WHAT IS ASKED:
Count the lines in the entries below that include the word "теплоснабжения". Give nothing but the number.

Data records:
↓
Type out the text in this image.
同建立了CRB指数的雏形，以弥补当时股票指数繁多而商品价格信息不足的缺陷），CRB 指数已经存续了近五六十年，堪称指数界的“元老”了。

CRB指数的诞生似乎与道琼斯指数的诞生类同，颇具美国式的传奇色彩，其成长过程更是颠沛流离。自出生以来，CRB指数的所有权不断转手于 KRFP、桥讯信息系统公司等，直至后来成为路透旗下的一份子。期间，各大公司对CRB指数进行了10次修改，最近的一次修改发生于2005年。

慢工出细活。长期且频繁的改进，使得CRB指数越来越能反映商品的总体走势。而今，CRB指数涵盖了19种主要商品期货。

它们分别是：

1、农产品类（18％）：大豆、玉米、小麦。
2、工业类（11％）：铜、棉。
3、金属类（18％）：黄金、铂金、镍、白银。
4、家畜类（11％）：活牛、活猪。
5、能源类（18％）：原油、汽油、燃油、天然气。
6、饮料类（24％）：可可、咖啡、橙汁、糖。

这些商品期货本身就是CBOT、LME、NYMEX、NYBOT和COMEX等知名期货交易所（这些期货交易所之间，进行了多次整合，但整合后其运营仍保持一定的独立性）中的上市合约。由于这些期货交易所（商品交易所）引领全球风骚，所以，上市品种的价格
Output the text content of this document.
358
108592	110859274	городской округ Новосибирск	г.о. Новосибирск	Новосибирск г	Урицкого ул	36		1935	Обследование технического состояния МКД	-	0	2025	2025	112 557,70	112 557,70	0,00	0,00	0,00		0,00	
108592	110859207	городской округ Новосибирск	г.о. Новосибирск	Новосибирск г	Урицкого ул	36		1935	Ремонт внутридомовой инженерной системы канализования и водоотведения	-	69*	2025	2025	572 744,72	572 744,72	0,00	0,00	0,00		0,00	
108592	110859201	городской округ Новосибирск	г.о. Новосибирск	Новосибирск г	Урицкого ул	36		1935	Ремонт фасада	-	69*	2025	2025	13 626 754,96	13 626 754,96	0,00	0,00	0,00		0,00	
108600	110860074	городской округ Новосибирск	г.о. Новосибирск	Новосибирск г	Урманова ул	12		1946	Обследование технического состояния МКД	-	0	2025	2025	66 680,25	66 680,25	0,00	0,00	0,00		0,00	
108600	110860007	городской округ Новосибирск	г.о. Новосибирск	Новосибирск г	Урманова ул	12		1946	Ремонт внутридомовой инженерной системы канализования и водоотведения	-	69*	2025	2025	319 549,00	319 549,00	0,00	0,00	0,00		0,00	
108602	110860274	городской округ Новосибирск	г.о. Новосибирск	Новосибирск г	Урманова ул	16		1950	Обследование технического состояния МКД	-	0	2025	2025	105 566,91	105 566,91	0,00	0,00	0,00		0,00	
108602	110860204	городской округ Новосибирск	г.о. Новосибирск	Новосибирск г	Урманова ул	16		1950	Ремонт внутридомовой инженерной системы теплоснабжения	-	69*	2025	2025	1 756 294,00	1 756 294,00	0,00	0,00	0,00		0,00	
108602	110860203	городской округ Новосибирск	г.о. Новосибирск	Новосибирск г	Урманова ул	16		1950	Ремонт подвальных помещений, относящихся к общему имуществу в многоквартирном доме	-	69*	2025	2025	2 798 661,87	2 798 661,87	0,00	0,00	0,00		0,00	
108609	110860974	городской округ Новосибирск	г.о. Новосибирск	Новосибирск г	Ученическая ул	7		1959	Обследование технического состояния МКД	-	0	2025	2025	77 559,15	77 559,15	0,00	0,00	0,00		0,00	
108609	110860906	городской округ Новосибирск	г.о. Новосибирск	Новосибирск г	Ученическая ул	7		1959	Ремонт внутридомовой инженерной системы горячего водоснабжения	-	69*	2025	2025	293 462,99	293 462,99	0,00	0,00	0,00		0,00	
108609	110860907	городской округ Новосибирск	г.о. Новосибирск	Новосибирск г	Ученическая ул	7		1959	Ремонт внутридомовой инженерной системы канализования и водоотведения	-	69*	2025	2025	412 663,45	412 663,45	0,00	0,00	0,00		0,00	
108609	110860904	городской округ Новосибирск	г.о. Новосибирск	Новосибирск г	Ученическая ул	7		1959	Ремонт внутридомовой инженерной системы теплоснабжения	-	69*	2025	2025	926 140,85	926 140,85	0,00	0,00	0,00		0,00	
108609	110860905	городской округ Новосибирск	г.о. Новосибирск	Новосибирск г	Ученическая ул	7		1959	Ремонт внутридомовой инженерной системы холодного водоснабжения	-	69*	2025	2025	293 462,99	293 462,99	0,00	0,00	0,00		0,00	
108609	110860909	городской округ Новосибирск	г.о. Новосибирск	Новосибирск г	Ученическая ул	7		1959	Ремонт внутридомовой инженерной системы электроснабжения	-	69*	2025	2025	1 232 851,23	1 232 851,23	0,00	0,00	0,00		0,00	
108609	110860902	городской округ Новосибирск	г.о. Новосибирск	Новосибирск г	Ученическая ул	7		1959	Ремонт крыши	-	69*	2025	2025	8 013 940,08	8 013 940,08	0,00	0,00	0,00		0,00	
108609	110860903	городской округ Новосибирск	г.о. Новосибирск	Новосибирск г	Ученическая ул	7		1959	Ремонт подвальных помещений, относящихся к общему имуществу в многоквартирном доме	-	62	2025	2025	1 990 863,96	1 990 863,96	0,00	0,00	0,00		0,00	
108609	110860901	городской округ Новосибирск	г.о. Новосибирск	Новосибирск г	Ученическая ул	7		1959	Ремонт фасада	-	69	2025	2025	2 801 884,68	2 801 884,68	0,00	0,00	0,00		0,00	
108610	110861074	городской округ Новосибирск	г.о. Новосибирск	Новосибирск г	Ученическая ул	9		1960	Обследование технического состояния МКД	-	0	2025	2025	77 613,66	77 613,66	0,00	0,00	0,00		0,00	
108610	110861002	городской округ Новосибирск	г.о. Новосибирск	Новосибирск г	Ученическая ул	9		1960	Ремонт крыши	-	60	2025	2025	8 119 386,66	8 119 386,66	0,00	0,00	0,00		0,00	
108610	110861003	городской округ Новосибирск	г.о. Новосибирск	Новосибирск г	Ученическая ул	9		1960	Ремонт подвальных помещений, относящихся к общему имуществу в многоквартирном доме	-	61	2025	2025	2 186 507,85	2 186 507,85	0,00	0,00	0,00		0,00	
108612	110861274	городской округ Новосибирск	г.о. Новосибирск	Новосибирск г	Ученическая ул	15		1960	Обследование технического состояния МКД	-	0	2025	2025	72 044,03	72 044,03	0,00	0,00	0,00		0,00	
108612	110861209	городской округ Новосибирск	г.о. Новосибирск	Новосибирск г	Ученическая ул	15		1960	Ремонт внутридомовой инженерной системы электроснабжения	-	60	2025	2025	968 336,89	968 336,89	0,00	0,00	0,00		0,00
↑
RESULT OF THIS TASK:
2